Instructions to follow
Quote all of the data below exactly, please.

Entries supplied
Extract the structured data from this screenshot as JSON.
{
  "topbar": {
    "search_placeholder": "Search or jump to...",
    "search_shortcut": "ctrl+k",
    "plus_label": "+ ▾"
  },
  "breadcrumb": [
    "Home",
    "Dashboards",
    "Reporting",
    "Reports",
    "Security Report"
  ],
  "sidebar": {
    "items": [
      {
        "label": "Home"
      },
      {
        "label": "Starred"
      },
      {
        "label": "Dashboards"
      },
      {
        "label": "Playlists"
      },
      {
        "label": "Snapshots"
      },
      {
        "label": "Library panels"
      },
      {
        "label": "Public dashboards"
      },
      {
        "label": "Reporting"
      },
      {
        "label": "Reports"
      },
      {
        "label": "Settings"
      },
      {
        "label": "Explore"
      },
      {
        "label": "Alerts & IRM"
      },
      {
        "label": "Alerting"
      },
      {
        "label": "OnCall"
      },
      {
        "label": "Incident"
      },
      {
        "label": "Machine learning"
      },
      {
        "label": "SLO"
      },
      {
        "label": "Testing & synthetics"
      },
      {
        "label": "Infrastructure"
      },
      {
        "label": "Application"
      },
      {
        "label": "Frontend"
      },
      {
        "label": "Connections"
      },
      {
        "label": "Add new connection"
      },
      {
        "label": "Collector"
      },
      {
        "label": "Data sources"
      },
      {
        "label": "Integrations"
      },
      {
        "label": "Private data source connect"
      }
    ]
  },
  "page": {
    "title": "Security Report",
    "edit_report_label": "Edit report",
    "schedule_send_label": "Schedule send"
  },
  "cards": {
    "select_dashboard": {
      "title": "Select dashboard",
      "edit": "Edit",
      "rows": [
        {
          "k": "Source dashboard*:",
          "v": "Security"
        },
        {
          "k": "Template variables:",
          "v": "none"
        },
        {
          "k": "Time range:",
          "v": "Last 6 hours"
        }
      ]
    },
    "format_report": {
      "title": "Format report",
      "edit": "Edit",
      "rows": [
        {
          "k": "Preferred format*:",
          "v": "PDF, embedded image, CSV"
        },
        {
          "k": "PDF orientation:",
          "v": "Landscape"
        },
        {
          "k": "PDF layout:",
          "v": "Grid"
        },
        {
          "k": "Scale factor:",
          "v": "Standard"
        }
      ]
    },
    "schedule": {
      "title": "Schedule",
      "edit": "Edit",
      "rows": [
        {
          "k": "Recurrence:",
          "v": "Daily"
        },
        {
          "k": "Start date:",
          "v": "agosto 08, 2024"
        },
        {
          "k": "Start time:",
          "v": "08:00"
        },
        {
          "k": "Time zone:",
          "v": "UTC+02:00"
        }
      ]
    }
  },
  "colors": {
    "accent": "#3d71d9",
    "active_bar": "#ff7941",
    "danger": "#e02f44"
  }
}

Answer to the task
Extract the structured data from this screenshot as JSON.
{
  "topbar": {
    "search_placeholder": "Search or jump to...",
    "search_shortcut": "ctrl+k",
    "plus_label": "+ ▾"
  },
  "breadcrumb": [
    "Home",
    "Dashboards",
    "Reporting",
    "Reports",
    "Security Report"
  ],
  "sidebar": {
    "items": [
      {
        "label": "Home"
      },
      {
        "label": "Starred"
      },
      {
        "label": "Dashboards"
      },
      {
        "label": "Playlists"
      },
      {
        "label": "Snapshots"
      },
      {
        "label": "Library panels"
      },
      {
        "label": "Public dashboards"
      },
      {
        "label": "Reporting"
      },
      {
        "label": "Reports"
      },
      {
        "label": "Settings"
      },
      {
        "label": "Explore"
      },
      {
        "label": "Alerts & IRM"
      },
      {
        "label": "Alerting"
      },
      {
        "label": "OnCall"
      },
      {
        "label": "Incident"
      },
      {
        "label": "Machine learning"
      },
      {
        "label": "SLO"
      },
      {
        "label": "Testing & synthetics"
      },
      {
        "label": "Infrastructure"
      },
      {
        "label": "Application"
      },
      {
        "label": "Frontend"
      },
      {
        "label": "Connections"
      },
      {
        "label": "Add new connection"
      },
      {
        "label": "Collector"
      },
      {
        "label": "Data sources"
      },
      {
        "label": "Integrations"
      },
      {
        "label": "Private data source connect"
      }
    ]
  },
  "page": {
    "title": "Security Report",
    "edit_report_label": "Edit report",
    "schedule_send_label": "Schedule send"
  },
  "cards": {
    "select_dashboard": {
      "title": "Select dashboard",
      "edit": "Edit",
      "rows": [
        {
          "k": "Source dashboard*:",
          "v": "Security"
        },
        {
          "k": "Template variables:",
          "v": "none"
        },
        {
          "k": "Time range:",
          "v": "Last 6 hours"
        }
      ]
    },
    "format_report": {
      "title": "Format report",
      "edit": "Edit",
      "rows": [
        {
          "k": "Preferred format*:",
          "v": "PDF, embedded image, CSV"
        },
        {
          "k": "PDF orientation:",
          "v": "Landscape"
        },
        {
          "k": "PDF layout:",
          "v": "Grid"
        },
        {
          "k": "Scale factor:",
          "v": "Standard"
        }
      ]
    },
    "schedule": {
      "title": "Schedule",
      "edit": "Edit",
      "rows": [
        {
          "k": "Recurrence:",
          "v": "Daily"
        },
        {
          "k": "Start date:",
          "v": "agosto 08, 2024"
        },
        {
          "k": "Start time:",
          "v": "08:00"
        },
        {
          "k": "Time zone:",
          "v": "UTC+02:00"
        }
      ]
    }
  },
  "colors": {
    "accent": "#3d71d9",
    "active_bar": "#ff7941",
    "danger": "#e02f44"
  }
}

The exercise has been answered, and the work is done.